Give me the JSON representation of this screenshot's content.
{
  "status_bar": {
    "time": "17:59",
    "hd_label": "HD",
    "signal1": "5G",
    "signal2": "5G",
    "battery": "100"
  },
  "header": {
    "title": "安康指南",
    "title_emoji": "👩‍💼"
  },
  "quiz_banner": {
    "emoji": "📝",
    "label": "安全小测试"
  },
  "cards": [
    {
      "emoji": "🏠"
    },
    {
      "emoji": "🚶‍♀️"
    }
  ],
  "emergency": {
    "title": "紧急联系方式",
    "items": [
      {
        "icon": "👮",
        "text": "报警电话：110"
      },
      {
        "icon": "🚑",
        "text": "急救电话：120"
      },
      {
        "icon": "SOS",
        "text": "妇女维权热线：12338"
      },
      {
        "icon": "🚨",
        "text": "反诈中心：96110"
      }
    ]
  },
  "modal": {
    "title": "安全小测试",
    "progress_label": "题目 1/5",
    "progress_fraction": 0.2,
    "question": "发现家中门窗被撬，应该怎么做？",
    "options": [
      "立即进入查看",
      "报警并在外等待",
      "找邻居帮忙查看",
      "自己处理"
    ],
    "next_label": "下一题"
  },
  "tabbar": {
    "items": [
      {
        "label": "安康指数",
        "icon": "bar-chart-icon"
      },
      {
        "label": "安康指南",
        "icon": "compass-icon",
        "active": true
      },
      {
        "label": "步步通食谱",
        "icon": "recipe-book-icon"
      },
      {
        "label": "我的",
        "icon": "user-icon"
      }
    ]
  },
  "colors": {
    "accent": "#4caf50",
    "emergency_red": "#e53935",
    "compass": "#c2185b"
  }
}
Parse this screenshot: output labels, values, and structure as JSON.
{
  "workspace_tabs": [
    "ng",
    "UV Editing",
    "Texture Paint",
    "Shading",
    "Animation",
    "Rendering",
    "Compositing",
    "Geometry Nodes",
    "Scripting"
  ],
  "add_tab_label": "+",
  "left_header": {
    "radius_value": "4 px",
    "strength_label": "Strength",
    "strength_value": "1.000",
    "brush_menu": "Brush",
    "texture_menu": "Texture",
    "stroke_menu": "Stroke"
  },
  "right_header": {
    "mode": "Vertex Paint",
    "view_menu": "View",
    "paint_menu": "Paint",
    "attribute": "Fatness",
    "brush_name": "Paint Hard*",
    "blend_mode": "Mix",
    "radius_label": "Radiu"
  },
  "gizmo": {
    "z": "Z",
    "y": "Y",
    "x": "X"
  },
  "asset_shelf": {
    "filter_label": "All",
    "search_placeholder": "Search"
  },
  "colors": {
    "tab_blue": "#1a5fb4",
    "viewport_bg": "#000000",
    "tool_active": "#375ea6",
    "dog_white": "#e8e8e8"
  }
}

┄┄┄┄┄┄

**Problem statement:**
Write out the records shown above, exactly as they appear.

**Response to this exercise:**
Give me the JSON representation of this screenshot's content.
{
  "status_bar": {
    "time": "17:59",
    "hd_label": "HD",
    "signal1": "5G",
    "signal2": "5G",
    "battery": "100"
  },
  "header": {
    "title": "安康指南",
    "title_emoji": "👩‍💼"
  },
  "quiz_banner": {
    "emoji": "📝",
    "label": "安全小测试"
  },
  "cards": [
    {
      "emoji": "🏠"
    },
    {
      "emoji": "🚶‍♀️"
    }
  ],
  "emergency": {
    "title": "紧急联系方式",
    "items": [
      {
        "icon": "👮",
        "text": "报警电话：110"
      },
      {
        "icon": "🚑",
        "text": "急救电话：120"
      },
      {
        "icon": "SOS",
        "text": "妇女维权热线：12338"
      },
      {
        "icon": "🚨",
        "text": "反诈中心：96110"
      }
    ]
  },
  "modal": {
    "title": "安全小测试",
    "progress_label": "题目 1/5",
    "progress_fraction": 0.2,
    "question": "发现家中门窗被撬，应该怎么做？",
    "options": [
      "立即进入查看",
      "报警并在外等待",
      "找邻居帮忙查看",
      "自己处理"
    ],
    "next_label": "下一题"
  },
  "tabbar": {
    "items": [
      {
        "label": "安康指数",
        "icon": "bar-chart-icon"
      },
      {
        "label": "安康指南",
        "icon": "compass-icon",
        "active": true
      },
      {
        "label": "步步通食谱",
        "icon": "recipe-book-icon"
      },
      {
        "label": "我的",
        "icon": "user-icon"
      }
    ]
  },
  "colors": {
    "accent": "#4caf50",
    "emergency_red": "#e53935",
    "compass": "#c2185b"
  }
}
Parse this screenshot: output labels, values, and structure as JSON.
{
  "workspace_tabs": [
    "ng",
    "UV Editing",
    "Texture Paint",
    "Shading",
    "Animation",
    "Rendering",
    "Compositing",
    "Geometry Nodes",
    "Scripting"
  ],
  "add_tab_label": "+",
  "left_header": {
    "radius_value": "4 px",
    "strength_label": "Strength",
    "strength_value": "1.000",
    "brush_menu": "Brush",
    "texture_menu": "Texture",
    "stroke_menu": "Stroke"
  },
  "right_header": {
    "mode": "Vertex Paint",
    "view_menu": "View",
    "paint_menu": "Paint",
    "attribute": "Fatness",
    "brush_name": "Paint Hard*",
    "blend_mode": "Mix",
    "radius_label": "Radiu"
  },
  "gizmo": {
    "z": "Z",
    "y": "Y",
    "x": "X"
  },
  "asset_shelf": {
    "filter_label": "All",
    "search_placeholder": "Search"
  },
  "colors": {
    "tab_blue": "#1a5fb4",
    "viewport_bg": "#000000",
    "tool_active": "#375ea6",
    "dog_white": "#e8e8e8"
  }
}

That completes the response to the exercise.